EXERCISE OBJECTIVE:
From the listing below, pull out all lines with "image" in them.

EXCERPTED RECORDS:
___

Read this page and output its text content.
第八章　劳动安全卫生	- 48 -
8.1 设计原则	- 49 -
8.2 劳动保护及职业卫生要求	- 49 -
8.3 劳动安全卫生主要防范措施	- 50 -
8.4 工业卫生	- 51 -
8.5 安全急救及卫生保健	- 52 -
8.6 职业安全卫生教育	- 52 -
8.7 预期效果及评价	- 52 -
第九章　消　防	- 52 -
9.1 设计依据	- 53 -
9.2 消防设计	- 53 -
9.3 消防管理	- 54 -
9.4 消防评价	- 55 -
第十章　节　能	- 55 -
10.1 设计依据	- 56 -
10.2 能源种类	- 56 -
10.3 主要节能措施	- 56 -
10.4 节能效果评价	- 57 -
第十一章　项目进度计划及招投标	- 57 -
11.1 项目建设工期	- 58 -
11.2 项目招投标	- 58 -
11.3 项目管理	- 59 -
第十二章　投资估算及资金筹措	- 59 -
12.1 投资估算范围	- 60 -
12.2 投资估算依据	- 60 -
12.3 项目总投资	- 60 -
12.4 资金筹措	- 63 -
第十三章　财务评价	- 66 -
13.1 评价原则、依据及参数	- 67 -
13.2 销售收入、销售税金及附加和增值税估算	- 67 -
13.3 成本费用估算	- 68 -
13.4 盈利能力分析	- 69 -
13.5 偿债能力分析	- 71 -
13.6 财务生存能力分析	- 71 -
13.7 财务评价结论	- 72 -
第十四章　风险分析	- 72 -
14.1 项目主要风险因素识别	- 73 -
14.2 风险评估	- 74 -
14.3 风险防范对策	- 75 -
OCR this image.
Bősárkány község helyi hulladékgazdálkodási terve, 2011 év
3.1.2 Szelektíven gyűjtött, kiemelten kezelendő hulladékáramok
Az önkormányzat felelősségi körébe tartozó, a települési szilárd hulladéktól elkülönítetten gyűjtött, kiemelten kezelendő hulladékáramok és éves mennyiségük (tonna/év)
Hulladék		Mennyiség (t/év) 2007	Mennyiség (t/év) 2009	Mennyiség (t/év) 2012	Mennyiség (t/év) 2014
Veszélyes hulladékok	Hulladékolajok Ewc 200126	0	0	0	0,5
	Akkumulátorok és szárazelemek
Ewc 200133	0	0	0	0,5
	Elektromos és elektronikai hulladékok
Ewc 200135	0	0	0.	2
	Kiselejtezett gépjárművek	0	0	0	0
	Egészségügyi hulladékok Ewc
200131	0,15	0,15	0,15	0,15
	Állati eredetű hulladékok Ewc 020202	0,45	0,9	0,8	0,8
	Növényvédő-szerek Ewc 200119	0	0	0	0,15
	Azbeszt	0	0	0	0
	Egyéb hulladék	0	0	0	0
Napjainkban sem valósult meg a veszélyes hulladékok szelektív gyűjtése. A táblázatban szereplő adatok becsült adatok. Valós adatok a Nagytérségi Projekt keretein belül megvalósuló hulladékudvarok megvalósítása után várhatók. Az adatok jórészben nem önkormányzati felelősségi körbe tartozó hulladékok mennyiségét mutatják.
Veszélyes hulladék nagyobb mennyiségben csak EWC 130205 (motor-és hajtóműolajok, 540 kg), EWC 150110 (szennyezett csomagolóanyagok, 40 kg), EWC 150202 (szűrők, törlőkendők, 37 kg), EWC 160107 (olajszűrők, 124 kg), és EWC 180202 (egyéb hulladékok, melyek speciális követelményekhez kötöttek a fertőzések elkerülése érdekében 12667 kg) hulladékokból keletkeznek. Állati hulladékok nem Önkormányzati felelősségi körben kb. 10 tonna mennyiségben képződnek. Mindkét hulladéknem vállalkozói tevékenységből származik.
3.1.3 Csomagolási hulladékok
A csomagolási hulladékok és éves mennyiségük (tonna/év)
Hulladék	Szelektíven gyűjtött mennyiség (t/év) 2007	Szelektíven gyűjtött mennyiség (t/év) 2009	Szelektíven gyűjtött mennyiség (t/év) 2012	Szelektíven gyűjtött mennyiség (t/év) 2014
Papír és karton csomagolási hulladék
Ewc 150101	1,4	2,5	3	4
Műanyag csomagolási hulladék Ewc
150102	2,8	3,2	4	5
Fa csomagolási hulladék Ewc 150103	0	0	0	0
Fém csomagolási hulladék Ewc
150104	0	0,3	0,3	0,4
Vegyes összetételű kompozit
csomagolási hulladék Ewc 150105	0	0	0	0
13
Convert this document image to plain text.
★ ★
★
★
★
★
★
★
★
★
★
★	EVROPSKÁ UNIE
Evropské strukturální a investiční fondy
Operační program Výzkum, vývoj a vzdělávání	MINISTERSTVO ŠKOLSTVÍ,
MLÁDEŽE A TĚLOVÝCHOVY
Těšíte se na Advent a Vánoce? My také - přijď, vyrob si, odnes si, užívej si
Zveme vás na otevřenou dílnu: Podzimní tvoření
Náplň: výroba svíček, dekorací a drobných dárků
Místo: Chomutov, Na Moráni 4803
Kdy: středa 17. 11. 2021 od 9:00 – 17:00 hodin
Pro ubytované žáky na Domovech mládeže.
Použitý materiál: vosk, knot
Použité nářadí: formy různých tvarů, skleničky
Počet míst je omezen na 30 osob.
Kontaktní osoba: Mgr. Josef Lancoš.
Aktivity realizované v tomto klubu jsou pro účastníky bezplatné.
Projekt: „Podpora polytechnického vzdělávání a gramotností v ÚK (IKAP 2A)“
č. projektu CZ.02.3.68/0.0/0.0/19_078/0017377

___

REPLY TO THE TASK:
OCR this image.
Convert this document image to plain text.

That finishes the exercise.